§ **Task goal**
In the listing below, locate the lines bearing the word "повторяющихся". Copy every one of them.

§ **Input records**
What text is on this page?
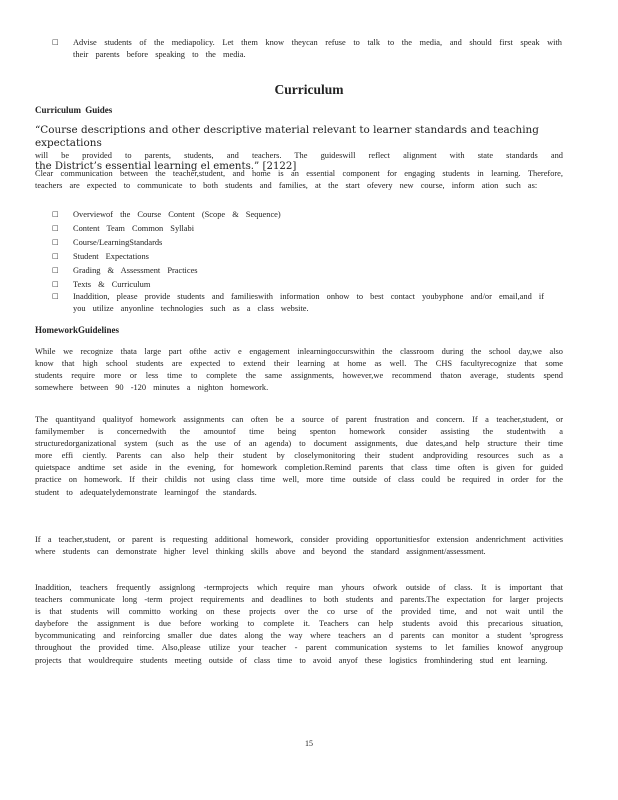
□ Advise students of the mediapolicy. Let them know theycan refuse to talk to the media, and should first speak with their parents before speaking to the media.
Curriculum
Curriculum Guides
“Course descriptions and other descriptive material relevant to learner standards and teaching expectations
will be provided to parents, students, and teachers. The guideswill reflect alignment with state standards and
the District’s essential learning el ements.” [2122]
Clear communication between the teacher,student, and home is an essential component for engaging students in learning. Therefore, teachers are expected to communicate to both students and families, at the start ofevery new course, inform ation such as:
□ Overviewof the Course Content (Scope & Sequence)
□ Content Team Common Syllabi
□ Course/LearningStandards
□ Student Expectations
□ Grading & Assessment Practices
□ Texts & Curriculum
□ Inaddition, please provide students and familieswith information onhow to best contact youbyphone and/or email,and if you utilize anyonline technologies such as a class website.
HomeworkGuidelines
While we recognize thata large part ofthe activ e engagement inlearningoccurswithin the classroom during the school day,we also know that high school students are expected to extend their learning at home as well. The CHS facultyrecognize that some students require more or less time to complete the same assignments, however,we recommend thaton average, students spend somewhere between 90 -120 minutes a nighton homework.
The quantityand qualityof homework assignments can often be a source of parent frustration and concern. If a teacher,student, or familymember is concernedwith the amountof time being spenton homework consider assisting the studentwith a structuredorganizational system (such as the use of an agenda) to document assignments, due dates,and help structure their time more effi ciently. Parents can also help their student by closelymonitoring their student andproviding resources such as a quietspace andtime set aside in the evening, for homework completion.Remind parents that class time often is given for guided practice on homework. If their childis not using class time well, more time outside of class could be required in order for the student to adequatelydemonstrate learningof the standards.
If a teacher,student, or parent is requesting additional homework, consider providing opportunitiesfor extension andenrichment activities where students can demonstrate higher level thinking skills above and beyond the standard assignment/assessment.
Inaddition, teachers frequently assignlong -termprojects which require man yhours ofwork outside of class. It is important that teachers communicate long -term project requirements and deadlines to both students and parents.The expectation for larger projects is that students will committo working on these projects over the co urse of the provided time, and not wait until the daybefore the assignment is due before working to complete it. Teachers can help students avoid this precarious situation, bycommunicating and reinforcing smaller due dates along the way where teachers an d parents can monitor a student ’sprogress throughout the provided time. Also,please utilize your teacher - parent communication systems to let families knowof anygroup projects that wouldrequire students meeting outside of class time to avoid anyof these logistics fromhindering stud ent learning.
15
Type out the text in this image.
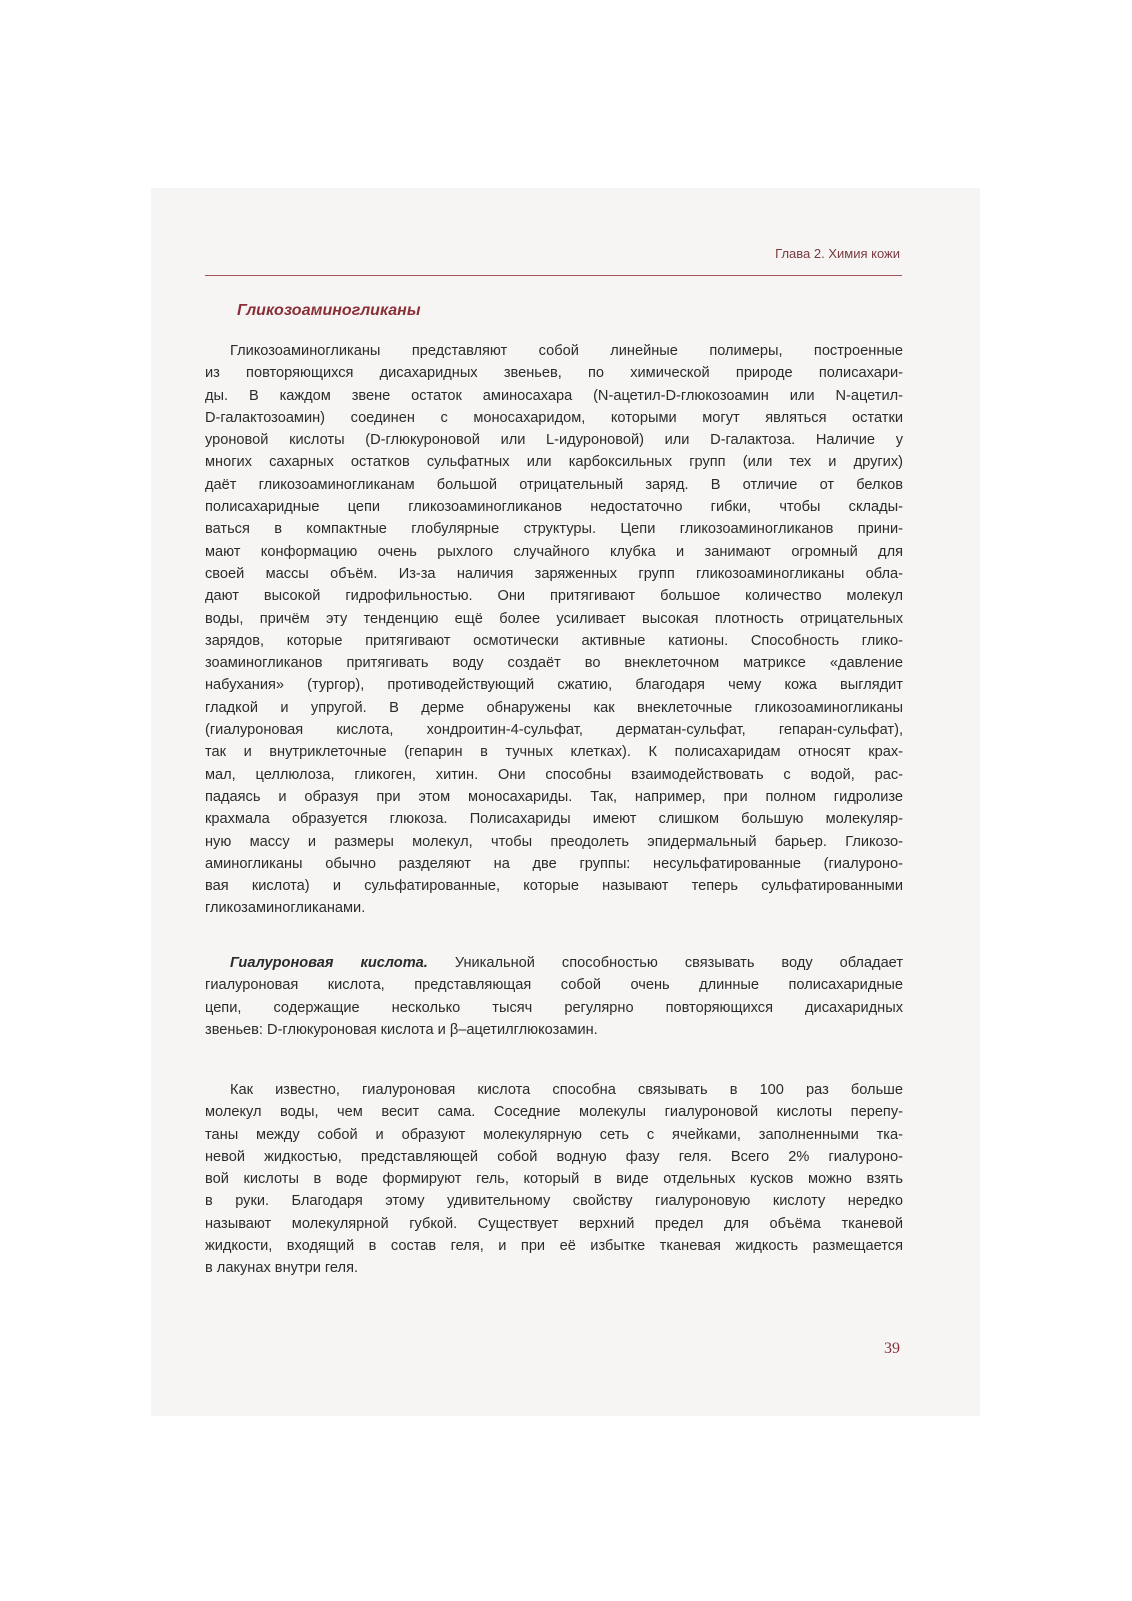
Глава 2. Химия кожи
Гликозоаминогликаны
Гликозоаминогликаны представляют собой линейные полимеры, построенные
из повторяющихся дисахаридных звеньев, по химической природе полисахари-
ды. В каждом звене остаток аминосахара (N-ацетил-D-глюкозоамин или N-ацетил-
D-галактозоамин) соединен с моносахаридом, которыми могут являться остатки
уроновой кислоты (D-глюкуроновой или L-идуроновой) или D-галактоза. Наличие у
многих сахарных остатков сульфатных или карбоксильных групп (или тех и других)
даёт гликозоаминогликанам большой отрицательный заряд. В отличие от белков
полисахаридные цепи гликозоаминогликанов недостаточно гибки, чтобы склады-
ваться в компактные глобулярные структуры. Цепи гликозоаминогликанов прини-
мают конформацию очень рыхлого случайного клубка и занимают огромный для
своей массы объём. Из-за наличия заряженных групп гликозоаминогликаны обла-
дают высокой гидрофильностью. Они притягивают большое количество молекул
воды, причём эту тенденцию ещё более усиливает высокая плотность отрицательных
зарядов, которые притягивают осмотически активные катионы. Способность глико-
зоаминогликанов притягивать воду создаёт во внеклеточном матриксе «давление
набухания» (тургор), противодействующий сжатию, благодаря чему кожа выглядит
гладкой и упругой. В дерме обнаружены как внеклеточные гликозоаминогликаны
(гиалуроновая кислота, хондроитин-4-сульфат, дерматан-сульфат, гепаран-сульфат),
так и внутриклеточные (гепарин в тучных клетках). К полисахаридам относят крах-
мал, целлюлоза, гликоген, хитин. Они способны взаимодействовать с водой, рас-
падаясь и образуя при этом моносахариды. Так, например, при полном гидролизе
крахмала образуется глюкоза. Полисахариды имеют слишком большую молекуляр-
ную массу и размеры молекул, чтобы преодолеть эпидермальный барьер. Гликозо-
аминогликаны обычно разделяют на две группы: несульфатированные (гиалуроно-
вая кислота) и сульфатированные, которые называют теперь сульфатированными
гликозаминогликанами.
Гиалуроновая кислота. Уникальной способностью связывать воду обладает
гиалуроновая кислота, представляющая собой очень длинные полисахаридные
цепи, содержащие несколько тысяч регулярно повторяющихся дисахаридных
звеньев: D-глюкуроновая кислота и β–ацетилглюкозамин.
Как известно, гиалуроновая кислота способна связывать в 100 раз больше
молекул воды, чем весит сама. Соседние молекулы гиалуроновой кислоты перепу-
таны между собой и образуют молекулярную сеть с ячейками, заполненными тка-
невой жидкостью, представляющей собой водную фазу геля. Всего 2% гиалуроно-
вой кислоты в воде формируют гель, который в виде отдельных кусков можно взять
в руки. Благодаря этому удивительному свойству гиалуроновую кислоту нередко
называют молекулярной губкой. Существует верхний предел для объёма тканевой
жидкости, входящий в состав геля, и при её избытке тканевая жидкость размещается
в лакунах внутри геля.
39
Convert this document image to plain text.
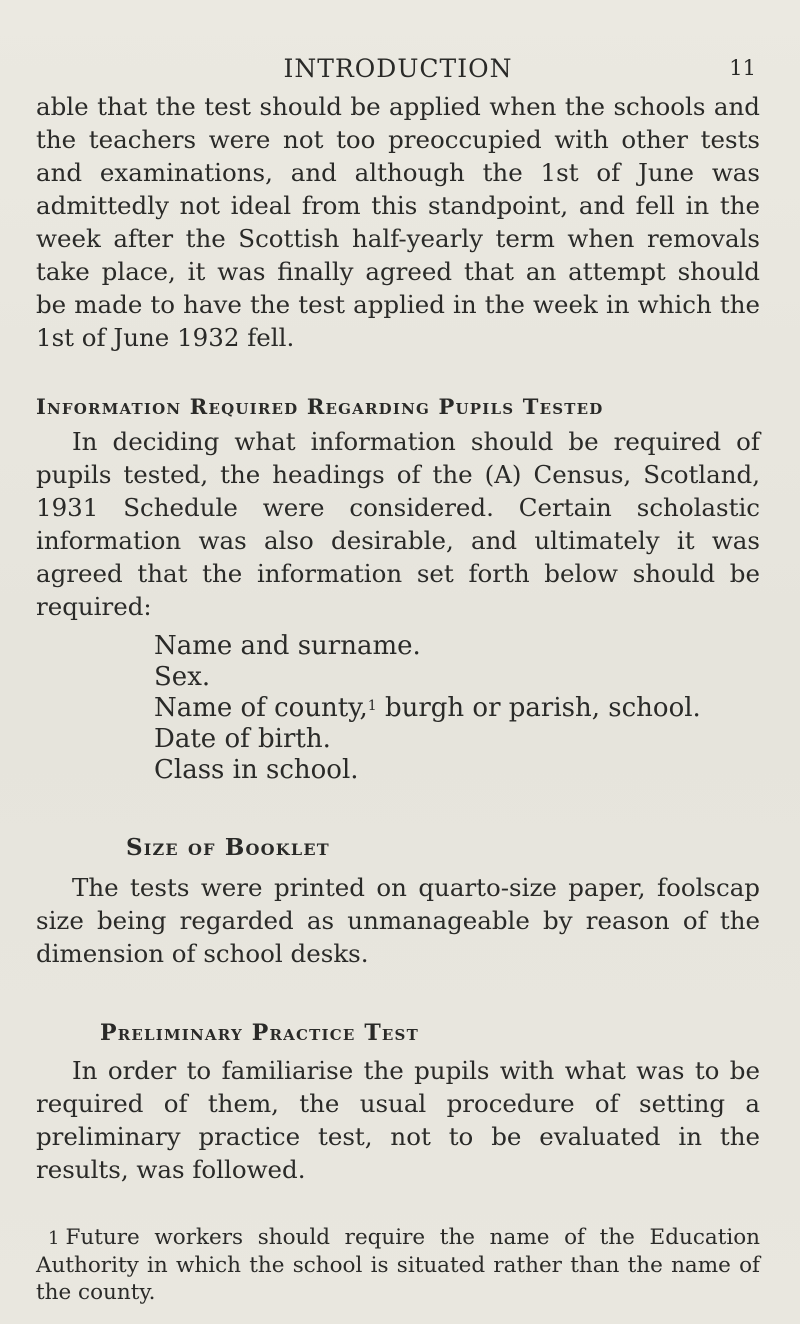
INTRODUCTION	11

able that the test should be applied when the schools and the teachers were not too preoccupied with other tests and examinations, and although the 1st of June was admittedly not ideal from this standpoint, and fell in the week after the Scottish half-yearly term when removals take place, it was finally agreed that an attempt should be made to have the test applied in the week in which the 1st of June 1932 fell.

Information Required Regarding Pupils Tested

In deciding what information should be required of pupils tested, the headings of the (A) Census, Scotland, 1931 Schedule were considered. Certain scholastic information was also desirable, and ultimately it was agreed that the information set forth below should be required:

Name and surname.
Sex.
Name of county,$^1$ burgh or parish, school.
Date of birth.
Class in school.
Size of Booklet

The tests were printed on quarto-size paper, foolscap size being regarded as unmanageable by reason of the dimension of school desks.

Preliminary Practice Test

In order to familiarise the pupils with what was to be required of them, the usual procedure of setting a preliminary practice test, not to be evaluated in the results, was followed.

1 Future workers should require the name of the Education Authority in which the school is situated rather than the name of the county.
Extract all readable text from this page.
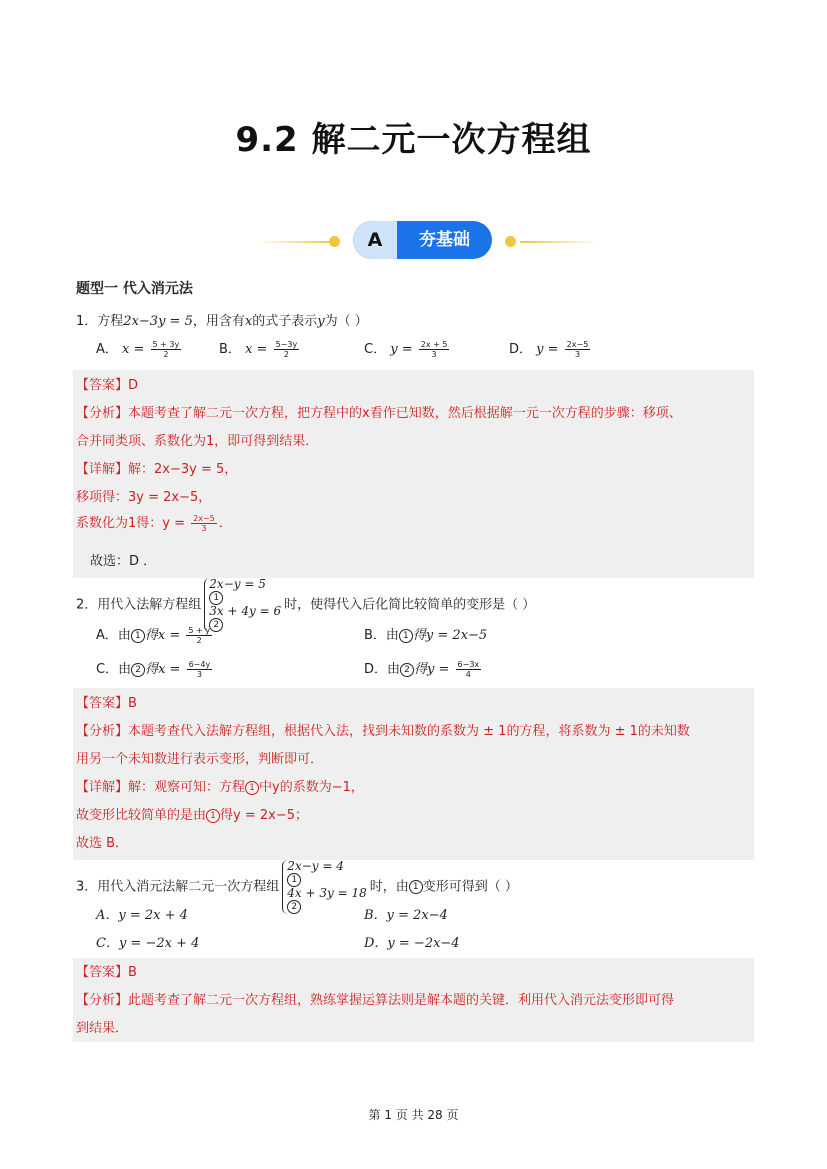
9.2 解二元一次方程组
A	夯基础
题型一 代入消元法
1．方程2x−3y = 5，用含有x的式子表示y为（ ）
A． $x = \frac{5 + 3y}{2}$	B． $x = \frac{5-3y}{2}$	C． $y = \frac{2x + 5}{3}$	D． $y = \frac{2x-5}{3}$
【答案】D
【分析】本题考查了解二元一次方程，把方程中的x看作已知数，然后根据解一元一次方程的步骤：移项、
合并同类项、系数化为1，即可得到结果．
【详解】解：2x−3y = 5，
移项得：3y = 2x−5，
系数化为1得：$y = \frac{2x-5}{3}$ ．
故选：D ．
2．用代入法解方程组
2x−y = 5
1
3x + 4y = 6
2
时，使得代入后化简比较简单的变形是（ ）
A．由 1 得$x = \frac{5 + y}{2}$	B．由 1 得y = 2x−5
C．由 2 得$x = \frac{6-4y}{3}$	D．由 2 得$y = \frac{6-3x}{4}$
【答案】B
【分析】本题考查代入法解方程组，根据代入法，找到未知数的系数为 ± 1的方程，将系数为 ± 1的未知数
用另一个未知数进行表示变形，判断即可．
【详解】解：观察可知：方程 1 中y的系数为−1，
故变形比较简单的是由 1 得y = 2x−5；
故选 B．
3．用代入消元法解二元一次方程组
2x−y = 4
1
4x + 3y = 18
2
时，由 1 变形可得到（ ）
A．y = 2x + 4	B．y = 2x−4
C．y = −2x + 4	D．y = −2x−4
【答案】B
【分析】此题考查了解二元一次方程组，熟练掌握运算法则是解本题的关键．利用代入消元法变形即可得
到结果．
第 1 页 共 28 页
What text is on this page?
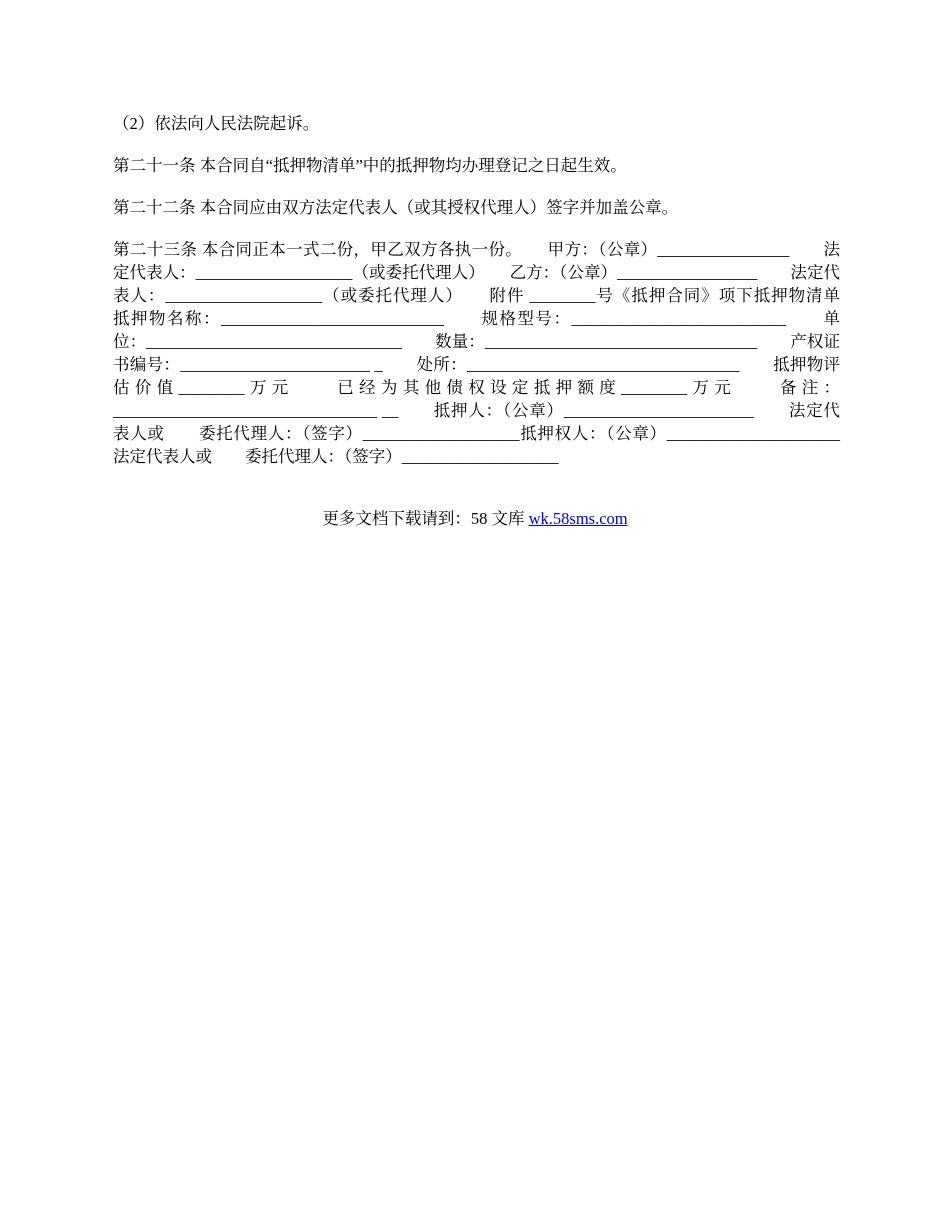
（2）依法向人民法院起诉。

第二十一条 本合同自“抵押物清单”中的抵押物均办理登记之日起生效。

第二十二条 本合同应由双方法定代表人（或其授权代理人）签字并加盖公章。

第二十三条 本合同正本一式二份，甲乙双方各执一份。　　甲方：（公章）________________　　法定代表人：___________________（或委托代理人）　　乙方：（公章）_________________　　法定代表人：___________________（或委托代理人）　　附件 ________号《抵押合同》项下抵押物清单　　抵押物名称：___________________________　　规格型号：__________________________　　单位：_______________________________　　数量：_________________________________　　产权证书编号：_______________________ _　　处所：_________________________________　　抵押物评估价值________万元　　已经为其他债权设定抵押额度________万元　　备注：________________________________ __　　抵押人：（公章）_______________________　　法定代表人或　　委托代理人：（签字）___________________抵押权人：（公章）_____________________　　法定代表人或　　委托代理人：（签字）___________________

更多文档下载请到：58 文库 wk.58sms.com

§ **Solved exercise**
из повторяющихся дисахаридных звеньев, по химической природе полисахари-
цепи, содержащие несколько тысяч регулярно повторяющихся дисахаридных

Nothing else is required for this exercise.